■ WORK INSTRUCTIONS ■
Find each line with "Paid" and copy it.

## begin DATA FOR THIS TASK

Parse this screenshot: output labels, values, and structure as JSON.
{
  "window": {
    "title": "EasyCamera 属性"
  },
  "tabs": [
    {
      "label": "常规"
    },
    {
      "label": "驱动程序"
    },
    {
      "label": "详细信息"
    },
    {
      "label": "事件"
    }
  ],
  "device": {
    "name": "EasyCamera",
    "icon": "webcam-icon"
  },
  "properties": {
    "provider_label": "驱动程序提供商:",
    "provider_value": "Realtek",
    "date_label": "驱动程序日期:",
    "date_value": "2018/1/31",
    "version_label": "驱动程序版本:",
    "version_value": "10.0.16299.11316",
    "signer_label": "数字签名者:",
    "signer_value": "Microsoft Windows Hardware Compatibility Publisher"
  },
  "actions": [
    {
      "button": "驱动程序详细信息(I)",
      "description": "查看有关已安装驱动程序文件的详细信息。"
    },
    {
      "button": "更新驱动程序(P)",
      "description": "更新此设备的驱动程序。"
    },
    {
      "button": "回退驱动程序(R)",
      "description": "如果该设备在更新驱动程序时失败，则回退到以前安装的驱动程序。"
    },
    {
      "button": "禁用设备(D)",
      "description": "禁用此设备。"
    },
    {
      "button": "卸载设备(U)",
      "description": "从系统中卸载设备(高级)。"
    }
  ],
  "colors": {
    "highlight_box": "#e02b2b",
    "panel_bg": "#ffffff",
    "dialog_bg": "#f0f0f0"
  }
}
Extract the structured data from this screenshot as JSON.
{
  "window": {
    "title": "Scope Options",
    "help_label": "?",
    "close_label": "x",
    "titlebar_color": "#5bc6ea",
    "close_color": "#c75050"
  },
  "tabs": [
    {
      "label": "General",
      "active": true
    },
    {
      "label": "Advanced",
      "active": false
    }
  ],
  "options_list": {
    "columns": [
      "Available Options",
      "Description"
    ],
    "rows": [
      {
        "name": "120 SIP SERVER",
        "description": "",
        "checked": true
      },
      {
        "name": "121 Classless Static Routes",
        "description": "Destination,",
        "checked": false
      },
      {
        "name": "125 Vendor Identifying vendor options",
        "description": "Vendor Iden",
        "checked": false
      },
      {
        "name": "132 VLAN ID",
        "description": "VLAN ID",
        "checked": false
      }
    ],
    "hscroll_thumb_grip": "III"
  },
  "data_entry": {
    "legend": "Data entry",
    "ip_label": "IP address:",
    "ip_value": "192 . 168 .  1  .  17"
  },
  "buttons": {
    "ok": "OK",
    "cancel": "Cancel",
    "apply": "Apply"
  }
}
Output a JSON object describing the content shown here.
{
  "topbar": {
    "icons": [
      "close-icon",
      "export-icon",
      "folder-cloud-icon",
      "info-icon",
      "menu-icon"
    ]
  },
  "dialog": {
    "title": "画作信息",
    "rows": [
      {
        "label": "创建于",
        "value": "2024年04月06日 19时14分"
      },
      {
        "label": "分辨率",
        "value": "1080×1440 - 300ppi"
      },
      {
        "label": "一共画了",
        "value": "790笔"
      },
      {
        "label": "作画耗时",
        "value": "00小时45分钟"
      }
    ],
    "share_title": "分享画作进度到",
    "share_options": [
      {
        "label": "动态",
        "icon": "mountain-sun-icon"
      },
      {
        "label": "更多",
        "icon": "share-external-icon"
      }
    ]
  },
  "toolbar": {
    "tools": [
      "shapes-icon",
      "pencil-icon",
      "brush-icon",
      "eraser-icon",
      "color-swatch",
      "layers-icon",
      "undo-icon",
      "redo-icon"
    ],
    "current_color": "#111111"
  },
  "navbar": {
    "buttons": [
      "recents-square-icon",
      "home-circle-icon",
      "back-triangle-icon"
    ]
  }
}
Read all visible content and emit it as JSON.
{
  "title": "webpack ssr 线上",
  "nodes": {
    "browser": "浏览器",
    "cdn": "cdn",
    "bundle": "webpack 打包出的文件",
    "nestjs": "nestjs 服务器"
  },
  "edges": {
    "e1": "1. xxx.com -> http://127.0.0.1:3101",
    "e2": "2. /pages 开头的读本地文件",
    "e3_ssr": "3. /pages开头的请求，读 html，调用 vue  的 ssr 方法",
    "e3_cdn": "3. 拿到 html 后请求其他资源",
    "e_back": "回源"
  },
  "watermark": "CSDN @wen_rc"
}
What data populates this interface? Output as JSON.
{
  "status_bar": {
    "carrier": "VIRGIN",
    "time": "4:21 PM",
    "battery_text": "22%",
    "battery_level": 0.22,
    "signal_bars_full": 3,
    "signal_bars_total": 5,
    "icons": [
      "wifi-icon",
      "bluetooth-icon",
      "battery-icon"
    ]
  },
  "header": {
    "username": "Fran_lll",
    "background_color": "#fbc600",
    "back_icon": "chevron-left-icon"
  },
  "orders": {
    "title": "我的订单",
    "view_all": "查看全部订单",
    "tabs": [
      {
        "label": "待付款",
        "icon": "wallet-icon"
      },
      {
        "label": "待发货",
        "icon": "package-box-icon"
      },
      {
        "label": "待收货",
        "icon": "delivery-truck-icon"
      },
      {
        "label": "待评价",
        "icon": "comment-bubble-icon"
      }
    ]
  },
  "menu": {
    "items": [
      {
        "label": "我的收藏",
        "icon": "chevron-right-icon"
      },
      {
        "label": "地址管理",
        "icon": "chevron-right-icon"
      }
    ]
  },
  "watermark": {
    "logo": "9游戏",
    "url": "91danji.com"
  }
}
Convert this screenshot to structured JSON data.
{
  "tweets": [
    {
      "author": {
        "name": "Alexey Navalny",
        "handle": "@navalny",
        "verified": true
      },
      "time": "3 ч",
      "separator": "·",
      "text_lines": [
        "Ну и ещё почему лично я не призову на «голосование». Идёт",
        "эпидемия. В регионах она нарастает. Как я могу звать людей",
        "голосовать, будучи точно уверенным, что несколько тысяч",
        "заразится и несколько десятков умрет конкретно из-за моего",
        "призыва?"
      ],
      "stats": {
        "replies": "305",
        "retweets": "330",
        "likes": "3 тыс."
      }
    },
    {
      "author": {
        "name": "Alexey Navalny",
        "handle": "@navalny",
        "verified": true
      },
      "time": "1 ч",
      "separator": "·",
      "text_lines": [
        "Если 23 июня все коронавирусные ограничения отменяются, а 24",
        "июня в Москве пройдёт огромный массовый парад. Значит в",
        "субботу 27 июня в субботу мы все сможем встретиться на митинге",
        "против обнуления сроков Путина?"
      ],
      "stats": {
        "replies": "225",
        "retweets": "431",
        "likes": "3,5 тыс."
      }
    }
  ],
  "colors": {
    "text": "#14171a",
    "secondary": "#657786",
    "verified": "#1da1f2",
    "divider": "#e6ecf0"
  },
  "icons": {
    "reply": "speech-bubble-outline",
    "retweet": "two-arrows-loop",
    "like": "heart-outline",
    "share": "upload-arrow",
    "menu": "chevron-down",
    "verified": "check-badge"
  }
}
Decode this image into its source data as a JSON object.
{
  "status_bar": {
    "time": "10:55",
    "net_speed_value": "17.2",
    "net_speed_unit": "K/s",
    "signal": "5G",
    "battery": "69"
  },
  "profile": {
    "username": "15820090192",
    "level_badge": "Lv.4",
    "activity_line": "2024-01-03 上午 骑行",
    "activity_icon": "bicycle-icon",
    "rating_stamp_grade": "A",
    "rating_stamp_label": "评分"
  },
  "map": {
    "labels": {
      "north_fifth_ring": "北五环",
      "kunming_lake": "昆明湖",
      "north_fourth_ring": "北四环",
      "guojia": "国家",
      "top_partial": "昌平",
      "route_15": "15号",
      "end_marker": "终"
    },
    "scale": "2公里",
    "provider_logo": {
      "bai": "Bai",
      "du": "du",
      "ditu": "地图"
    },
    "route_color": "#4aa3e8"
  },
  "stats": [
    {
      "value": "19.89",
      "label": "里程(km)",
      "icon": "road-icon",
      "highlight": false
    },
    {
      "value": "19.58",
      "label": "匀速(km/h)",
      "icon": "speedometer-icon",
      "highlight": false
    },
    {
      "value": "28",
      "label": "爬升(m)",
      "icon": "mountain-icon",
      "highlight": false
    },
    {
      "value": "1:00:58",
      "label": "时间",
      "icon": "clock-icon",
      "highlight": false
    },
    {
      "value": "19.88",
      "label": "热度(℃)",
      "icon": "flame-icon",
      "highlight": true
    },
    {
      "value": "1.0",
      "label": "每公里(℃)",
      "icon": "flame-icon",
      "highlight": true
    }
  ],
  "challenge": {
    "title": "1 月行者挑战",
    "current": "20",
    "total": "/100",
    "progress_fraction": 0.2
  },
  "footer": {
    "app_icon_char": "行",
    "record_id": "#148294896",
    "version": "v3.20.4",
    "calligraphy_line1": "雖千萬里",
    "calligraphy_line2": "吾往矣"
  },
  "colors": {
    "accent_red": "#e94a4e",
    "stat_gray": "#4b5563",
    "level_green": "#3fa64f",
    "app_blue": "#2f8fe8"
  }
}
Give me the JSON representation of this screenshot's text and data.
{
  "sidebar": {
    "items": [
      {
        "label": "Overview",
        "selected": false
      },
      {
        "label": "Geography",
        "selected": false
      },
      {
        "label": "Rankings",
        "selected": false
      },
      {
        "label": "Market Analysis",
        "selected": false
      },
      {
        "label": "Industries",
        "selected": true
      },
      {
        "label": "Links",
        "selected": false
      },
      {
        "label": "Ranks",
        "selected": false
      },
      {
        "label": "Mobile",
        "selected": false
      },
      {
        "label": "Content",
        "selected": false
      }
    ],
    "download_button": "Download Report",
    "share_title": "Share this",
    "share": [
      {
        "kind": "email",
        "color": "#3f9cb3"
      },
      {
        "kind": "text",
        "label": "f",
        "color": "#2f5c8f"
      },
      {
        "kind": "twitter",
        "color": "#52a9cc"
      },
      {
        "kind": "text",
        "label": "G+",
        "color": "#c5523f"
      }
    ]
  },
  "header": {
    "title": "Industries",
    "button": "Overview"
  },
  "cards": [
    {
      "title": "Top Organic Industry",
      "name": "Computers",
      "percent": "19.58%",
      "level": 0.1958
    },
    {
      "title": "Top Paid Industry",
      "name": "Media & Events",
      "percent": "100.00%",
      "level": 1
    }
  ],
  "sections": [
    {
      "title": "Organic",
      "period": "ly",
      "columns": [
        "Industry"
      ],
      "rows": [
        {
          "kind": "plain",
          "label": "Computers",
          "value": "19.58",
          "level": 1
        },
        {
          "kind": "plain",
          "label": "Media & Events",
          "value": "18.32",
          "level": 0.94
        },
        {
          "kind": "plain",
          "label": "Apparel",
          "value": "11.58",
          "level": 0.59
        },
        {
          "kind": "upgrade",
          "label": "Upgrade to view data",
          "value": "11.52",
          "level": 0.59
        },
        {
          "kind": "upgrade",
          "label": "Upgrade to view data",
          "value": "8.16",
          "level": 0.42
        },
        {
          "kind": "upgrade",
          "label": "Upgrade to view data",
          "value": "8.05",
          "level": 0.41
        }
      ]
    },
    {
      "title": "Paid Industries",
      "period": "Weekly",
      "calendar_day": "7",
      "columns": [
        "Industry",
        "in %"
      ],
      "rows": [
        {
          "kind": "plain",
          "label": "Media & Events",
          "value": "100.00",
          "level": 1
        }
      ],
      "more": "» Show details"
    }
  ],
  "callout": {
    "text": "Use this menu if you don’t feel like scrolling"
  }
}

## end DATA FOR THIS TASK

■ CORRECT OUTPUT ■
      "title": "Top Paid Industry",
      "title": "Paid Industries",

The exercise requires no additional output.